Data excerpts:
=-=-=
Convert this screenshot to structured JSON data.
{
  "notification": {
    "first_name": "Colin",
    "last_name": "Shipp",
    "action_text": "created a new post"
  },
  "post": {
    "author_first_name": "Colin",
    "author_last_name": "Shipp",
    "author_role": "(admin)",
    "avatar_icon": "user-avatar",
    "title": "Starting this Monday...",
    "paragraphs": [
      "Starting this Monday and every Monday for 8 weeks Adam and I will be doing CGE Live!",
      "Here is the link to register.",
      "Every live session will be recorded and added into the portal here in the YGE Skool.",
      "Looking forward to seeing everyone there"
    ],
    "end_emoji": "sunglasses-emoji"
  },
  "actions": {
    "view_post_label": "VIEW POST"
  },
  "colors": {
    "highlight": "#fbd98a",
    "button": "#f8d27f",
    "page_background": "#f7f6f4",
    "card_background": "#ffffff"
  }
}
=-=-=
YOUR TASK: Report how many lines of the records above contain the word "Shipp", giving only the number.

WRITTEN ANSWER: 2